ABOUT THIS EXERCISE:
Images excluded, reproduce each line of the records exactly as it stands.

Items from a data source
________________________________________

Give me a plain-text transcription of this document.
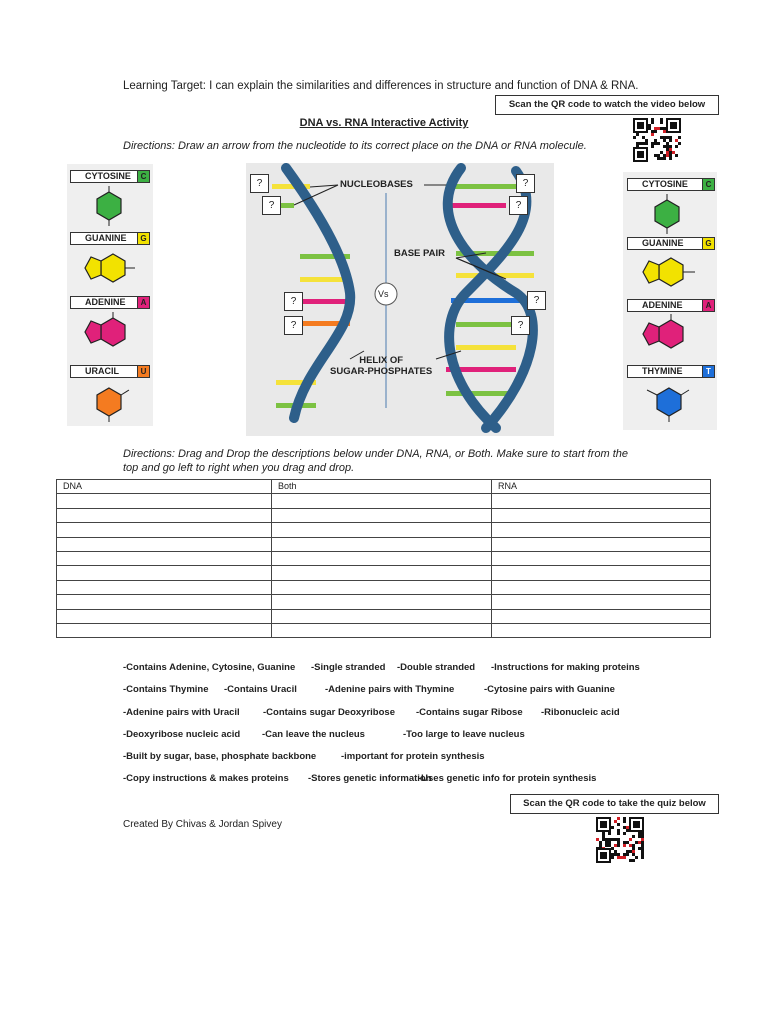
Learning Target: I can explain the similarities and differences in structure and function of DNA & RNA.
Scan the QR code to watch the video below
DNA vs. RNA Interactive Activity
Directions: Draw an arrow from the nucleotide to its correct place on the DNA or RNA molecule.
CYTOSINE	C
GUANINE	G
ADENINE	A
URACIL	U
NUCLEOBASES
BASE PAIR
HELIX OF
SUGAR-PHOSPHATES
Vs
?
?
?
?
?
?
?
?
CYTOSINE	C
GUANINE	G
ADENINE	A
THYMINE	T
Directions: Drag and Drop the descriptions below under DNA, RNA, or Both. Make sure to start from the
top and go left to right when you drag and drop.
DNA	Both	RNA

-Contains Adenine, Cytosine, Guanine -Single stranded -Double stranded -Instructions for making proteins
-Contains Thymine -Contains Uracil	-Adenine pairs with Thymine	-Cytosine pairs with Guanine
-Adenine pairs with Uracil -Contains sugar Deoxyribose -Contains sugar Ribose -Ribonucleic acid
-Deoxyribose nucleic acid -Can leave the nucleus	-Too large to leave nucleus
-Built by sugar, base, phosphate backbone	-important for protein synthesis
-Copy instructions & makes proteins -Stores genetic information
-Uses genetic info for protein synthesis
Scan the QR code to take the quiz below
Created By Chivas & Jordan Spivey
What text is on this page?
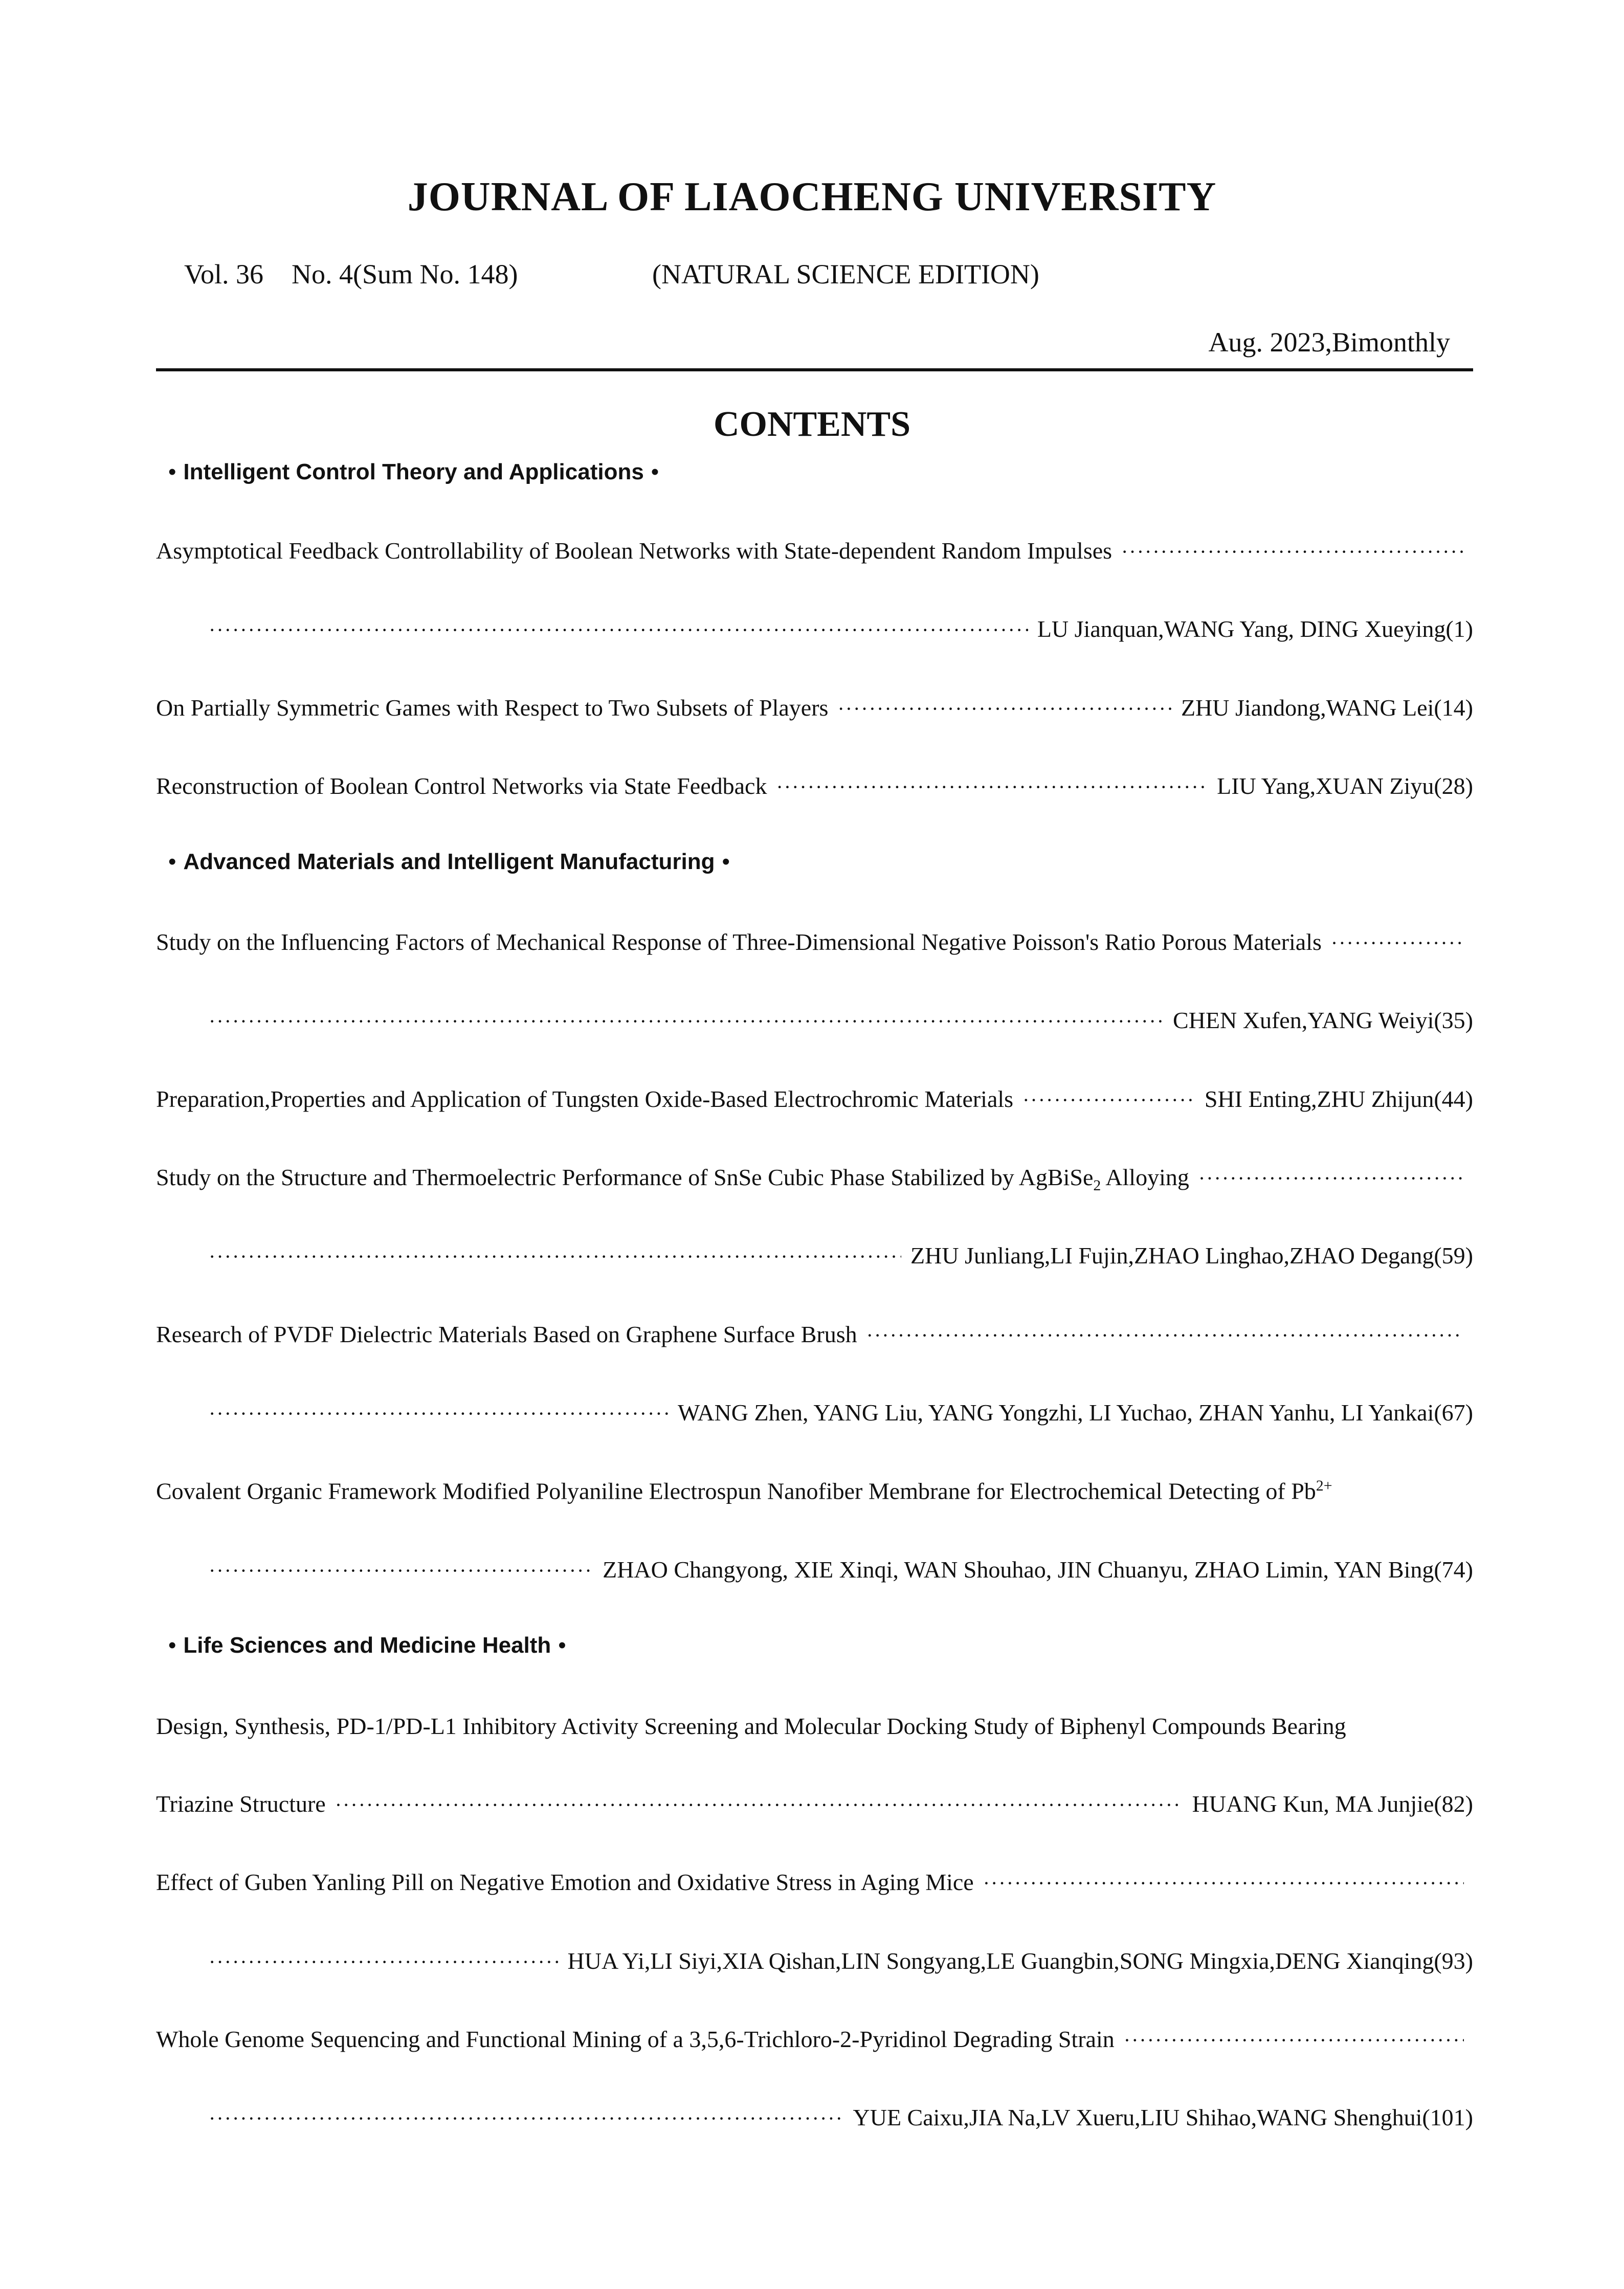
JOURNAL OF LIAOCHENG UNIVERSITY
Vol. 36 No. 4(Sum No. 148)	(NATURAL SCIENCE EDITION)
Aug. 2023,Bimonthly
CONTENTS
• Intelligent Control Theory and Applications •
Asymptotical Feedback Controllability of Boolean Networks with State-dependent Random Impulses
·····
·····
LU Jianquan,WANG Yang, DING Xueying(1)
On Partially Symmetric Games with Respect to Two Subsets of Players ·····	ZHU Jiandong,WANG Lei(14)
Reconstruction of Boolean Control Networks via State Feedback ·····	LIU Yang,XUAN Ziyu(28)
• Advanced Materials and Intelligent Manufacturing •
Study on the Influencing Factors of Mechanical Response of Three-Dimensional Negative Poisson's Ratio Porous Materials
·····
·····
CHEN Xufen,YANG Weiyi(35)
Preparation,Properties and Application of Tungsten Oxide-Based Electrochromic Materials ·····	SHI Enting,ZHU Zhijun(44)
Study on the Structure and Thermoelectric Performance of SnSe Cubic Phase Stabilized by AgBiSe$_2$ Alloying
·····
·····
ZHU Junliang,LI Fujin,ZHAO Linghao,ZHAO Degang(59)
Research of PVDF Dielectric Materials Based on Graphene Surface Brush
·····
·····
WANG Zhen, YANG Liu, YANG Yongzhi, LI Yuchao, ZHAN Yanhu, LI Yankai(67)
Covalent Organic Framework Modified Polyaniline Electrospun Nanofiber Membrane for Electrochemical Detecting of $Pb^{2+}$
·····
ZHAO Changyong, XIE Xinqi, WAN Shouhao, JIN Chuanyu, ZHAO Limin, YAN Bing(74)
• Life Sciences and Medicine Health •
Design, Synthesis, PD-1/PD-L1 Inhibitory Activity Screening and Molecular Docking Study of Biphenyl Compounds Bearing
Triazine Structure ·····	HUANG Kun, MA Junjie(82)
Effect of Guben Yanling Pill on Negative Emotion and Oxidative Stress in Aging Mice
·····
·····
HUA Yi,LI Siyi,XIA Qishan,LIN Songyang,LE Guangbin,SONG Mingxia,DENG Xianqing(93)
Whole Genome Sequencing and Functional Mining of a 3,5,6-Trichloro-2-Pyridinol Degrading Strain
·····
·····
YUE Caixu,JIA Na,LV Xueru,LIU Shihao,WANG Shenghui(101)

________________________________________

WRITTEN RESPONSE:
Give me a plain-text transcription of this document.
Learning Target: I can explain the similarities and differences in structure and function of DNA & RNA.
Scan the QR code to watch the video below
DNA vs. RNA Interactive Activity
Directions: Draw an arrow from the nucleotide to its correct place on the DNA or RNA molecule.
CYTOSINE	C
GUANINE	G
ADENINE	A
URACIL	U
NUCLEOBASES
BASE PAIR
HELIX OF
SUGAR-PHOSPHATES
Vs
?
?
?
?
?
?
?
?
CYTOSINE	C
GUANINE	G
ADENINE	A
THYMINE	T
Directions: Drag and Drop the descriptions below under DNA, RNA, or Both. Make sure to start from the
top and go left to right when you drag and drop.
DNA	Both	RNA

-Contains Adenine, Cytosine, Guanine -Single stranded -Double stranded -Instructions for making proteins
-Contains Thymine -Contains Uracil	-Adenine pairs with Thymine	-Cytosine pairs with Guanine
-Adenine pairs with Uracil -Contains sugar Deoxyribose -Contains sugar Ribose -Ribonucleic acid
-Deoxyribose nucleic acid -Can leave the nucleus	-Too large to leave nucleus
-Built by sugar, base, phosphate backbone	-important for protein synthesis
-Copy instructions & makes proteins -Stores genetic information
-Uses genetic info for protein synthesis
Scan the QR code to take the quiz below
Created By Chivas & Jordan Spivey
What text is on this page?
JOURNAL OF LIAOCHENG UNIVERSITY
Vol. 36 No. 4(Sum No. 148)	(NATURAL SCIENCE EDITION)
Aug. 2023,Bimonthly
CONTENTS
• Intelligent Control Theory and Applications •
Asymptotical Feedback Controllability of Boolean Networks with State-dependent Random Impulses
·····
·····
LU Jianquan,WANG Yang, DING Xueying(1)
On Partially Symmetric Games with Respect to Two Subsets of Players ·····	ZHU Jiandong,WANG Lei(14)
Reconstruction of Boolean Control Networks via State Feedback ·····	LIU Yang,XUAN Ziyu(28)
• Advanced Materials and Intelligent Manufacturing •
Study on the Influencing Factors of Mechanical Response of Three-Dimensional Negative Poisson's Ratio Porous Materials
·····
·····
CHEN Xufen,YANG Weiyi(35)
Preparation,Properties and Application of Tungsten Oxide-Based Electrochromic Materials ·····	SHI Enting,ZHU Zhijun(44)
Study on the Structure and Thermoelectric Performance of SnSe Cubic Phase Stabilized by AgBiSe$_2$ Alloying
·····
·····
ZHU Junliang,LI Fujin,ZHAO Linghao,ZHAO Degang(59)
Research of PVDF Dielectric Materials Based on Graphene Surface Brush
·····
·····
WANG Zhen, YANG Liu, YANG Yongzhi, LI Yuchao, ZHAN Yanhu, LI Yankai(67)
Covalent Organic Framework Modified Polyaniline Electrospun Nanofiber Membrane for Electrochemical Detecting of $Pb^{2+}$
·····
ZHAO Changyong, XIE Xinqi, WAN Shouhao, JIN Chuanyu, ZHAO Limin, YAN Bing(74)
• Life Sciences and Medicine Health •
Design, Synthesis, PD-1/PD-L1 Inhibitory Activity Screening and Molecular Docking Study of Biphenyl Compounds Bearing
Triazine Structure ·····	HUANG Kun, MA Junjie(82)
Effect of Guben Yanling Pill on Negative Emotion and Oxidative Stress in Aging Mice
·····
·····
HUA Yi,LI Siyi,XIA Qishan,LIN Songyang,LE Guangbin,SONG Mingxia,DENG Xianqing(93)
Whole Genome Sequencing and Functional Mining of a 3,5,6-Trichloro-2-Pyridinol Degrading Strain
·····
·····
YUE Caixu,JIA Na,LV Xueru,LIU Shihao,WANG Shenghui(101)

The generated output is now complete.